Task prompt: Every entry that follows needs to be repeated exactly.

Records supplied:

☆ ☆ ☆ ☆ ☆

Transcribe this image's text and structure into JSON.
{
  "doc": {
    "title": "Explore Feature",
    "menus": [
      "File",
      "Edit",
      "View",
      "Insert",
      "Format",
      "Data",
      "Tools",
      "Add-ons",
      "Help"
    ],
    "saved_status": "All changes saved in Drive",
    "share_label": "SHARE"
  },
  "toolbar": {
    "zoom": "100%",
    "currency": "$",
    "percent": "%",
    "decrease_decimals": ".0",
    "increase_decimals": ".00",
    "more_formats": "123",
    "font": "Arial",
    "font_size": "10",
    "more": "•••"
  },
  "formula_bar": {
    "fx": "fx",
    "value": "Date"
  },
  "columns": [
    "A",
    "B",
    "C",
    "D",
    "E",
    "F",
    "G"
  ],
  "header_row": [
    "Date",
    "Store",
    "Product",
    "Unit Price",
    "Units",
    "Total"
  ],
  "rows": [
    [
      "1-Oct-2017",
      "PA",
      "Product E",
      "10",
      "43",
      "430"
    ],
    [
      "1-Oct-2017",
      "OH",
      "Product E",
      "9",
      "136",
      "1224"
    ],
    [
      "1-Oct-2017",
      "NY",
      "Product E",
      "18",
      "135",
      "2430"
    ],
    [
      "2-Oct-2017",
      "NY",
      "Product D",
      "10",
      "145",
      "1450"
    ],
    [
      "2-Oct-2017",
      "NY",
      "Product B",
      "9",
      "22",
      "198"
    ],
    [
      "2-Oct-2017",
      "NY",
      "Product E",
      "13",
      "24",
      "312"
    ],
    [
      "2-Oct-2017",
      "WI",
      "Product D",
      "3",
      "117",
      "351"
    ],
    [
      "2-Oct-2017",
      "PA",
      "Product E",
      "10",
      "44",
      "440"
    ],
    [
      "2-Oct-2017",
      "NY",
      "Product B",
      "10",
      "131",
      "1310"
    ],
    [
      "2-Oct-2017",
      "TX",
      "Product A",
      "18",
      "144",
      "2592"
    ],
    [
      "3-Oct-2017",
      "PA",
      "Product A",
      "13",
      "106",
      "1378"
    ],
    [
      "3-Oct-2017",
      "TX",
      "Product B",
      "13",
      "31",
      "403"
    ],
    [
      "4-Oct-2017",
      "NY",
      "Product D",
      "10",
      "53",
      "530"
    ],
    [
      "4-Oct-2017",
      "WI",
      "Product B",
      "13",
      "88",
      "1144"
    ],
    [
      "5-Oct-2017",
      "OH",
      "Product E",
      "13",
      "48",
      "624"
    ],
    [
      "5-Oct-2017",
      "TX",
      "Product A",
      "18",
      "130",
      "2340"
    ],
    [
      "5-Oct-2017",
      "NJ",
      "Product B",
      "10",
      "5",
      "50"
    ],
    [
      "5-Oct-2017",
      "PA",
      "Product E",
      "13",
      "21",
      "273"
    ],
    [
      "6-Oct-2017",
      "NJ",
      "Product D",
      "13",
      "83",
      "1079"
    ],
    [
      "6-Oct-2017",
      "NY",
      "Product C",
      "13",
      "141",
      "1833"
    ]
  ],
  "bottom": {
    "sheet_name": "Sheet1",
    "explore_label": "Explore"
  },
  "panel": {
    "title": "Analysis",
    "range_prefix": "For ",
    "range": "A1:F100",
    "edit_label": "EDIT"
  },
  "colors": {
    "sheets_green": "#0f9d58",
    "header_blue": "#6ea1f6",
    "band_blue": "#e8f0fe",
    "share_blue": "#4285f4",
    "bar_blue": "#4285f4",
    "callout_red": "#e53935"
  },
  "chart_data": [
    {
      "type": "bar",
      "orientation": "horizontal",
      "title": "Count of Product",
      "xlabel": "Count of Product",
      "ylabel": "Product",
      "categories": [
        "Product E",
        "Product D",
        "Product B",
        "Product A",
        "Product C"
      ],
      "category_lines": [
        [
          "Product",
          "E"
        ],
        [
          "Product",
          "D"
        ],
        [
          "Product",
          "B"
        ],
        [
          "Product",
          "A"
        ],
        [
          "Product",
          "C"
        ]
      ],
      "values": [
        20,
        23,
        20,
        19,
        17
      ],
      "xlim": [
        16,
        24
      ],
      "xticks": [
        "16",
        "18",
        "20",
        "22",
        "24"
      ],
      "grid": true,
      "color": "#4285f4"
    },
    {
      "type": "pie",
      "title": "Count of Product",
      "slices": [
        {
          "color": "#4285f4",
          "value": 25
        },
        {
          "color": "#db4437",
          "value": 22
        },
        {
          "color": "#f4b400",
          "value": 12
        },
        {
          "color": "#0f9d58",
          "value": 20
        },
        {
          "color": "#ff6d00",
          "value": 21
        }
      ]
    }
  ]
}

☆ ☆ ☆ ☆ ☆

Exercise answer:
Transcribe this image's text and structure into JSON.
{
  "doc": {
    "title": "Explore Feature",
    "menus": [
      "File",
      "Edit",
      "View",
      "Insert",
      "Format",
      "Data",
      "Tools",
      "Add-ons",
      "Help"
    ],
    "saved_status": "All changes saved in Drive",
    "share_label": "SHARE"
  },
  "toolbar": {
    "zoom": "100%",
    "currency": "$",
    "percent": "%",
    "decrease_decimals": ".0",
    "increase_decimals": ".00",
    "more_formats": "123",
    "font": "Arial",
    "font_size": "10",
    "more": "•••"
  },
  "formula_bar": {
    "fx": "fx",
    "value": "Date"
  },
  "columns": [
    "A",
    "B",
    "C",
    "D",
    "E",
    "F",
    "G"
  ],
  "header_row": [
    "Date",
    "Store",
    "Product",
    "Unit Price",
    "Units",
    "Total"
  ],
  "rows": [
    [
      "1-Oct-2017",
      "PA",
      "Product E",
      "10",
      "43",
      "430"
    ],
    [
      "1-Oct-2017",
      "OH",
      "Product E",
      "9",
      "136",
      "1224"
    ],
    [
      "1-Oct-2017",
      "NY",
      "Product E",
      "18",
      "135",
      "2430"
    ],
    [
      "2-Oct-2017",
      "NY",
      "Product D",
      "10",
      "145",
      "1450"
    ],
    [
      "2-Oct-2017",
      "NY",
      "Product B",
      "9",
      "22",
      "198"
    ],
    [
      "2-Oct-2017",
      "NY",
      "Product E",
      "13",
      "24",
      "312"
    ],
    [
      "2-Oct-2017",
      "WI",
      "Product D",
      "3",
      "117",
      "351"
    ],
    [
      "2-Oct-2017",
      "PA",
      "Product E",
      "10",
      "44",
      "440"
    ],
    [
      "2-Oct-2017",
      "NY",
      "Product B",
      "10",
      "131",
      "1310"
    ],
    [
      "2-Oct-2017",
      "TX",
      "Product A",
      "18",
      "144",
      "2592"
    ],
    [
      "3-Oct-2017",
      "PA",
      "Product A",
      "13",
      "106",
      "1378"
    ],
    [
      "3-Oct-2017",
      "TX",
      "Product B",
      "13",
      "31",
      "403"
    ],
    [
      "4-Oct-2017",
      "NY",
      "Product D",
      "10",
      "53",
      "530"
    ],
    [
      "4-Oct-2017",
      "WI",
      "Product B",
      "13",
      "88",
      "1144"
    ],
    [
      "5-Oct-2017",
      "OH",
      "Product E",
      "13",
      "48",
      "624"
    ],
    [
      "5-Oct-2017",
      "TX",
      "Product A",
      "18",
      "130",
      "2340"
    ],
    [
      "5-Oct-2017",
      "NJ",
      "Product B",
      "10",
      "5",
      "50"
    ],
    [
      "5-Oct-2017",
      "PA",
      "Product E",
      "13",
      "21",
      "273"
    ],
    [
      "6-Oct-2017",
      "NJ",
      "Product D",
      "13",
      "83",
      "1079"
    ],
    [
      "6-Oct-2017",
      "NY",
      "Product C",
      "13",
      "141",
      "1833"
    ]
  ],
  "bottom": {
    "sheet_name": "Sheet1",
    "explore_label": "Explore"
  },
  "panel": {
    "title": "Analysis",
    "range_prefix": "For ",
    "range": "A1:F100",
    "edit_label": "EDIT"
  },
  "colors": {
    "sheets_green": "#0f9d58",
    "header_blue": "#6ea1f6",
    "band_blue": "#e8f0fe",
    "share_blue": "#4285f4",
    "bar_blue": "#4285f4",
    "callout_red": "#e53935"
  },
  "chart_data": [
    {
      "type": "bar",
      "orientation": "horizontal",
      "title": "Count of Product",
      "xlabel": "Count of Product",
      "ylabel": "Product",
      "categories": [
        "Product E",
        "Product D",
        "Product B",
        "Product A",
        "Product C"
      ],
      "category_lines": [
        [
          "Product",
          "E"
        ],
        [
          "Product",
          "D"
        ],
        [
          "Product",
          "B"
        ],
        [
          "Product",
          "A"
        ],
        [
          "Product",
          "C"
        ]
      ],
      "values": [
        20,
        23,
        20,
        19,
        17
      ],
      "xlim": [
        16,
        24
      ],
      "xticks": [
        "16",
        "18",
        "20",
        "22",
        "24"
      ],
      "grid": true,
      "color": "#4285f4"
    },
    {
      "type": "pie",
      "title": "Count of Product",
      "slices": [
        {
          "color": "#4285f4",
          "value": 25
        },
        {
          "color": "#db4437",
          "value": 22
        },
        {
          "color": "#f4b400",
          "value": 12
        },
        {
          "color": "#0f9d58",
          "value": 20
        },
        {
          "color": "#ff6d00",
          "value": 21
        }
      ]
    }
  ]
}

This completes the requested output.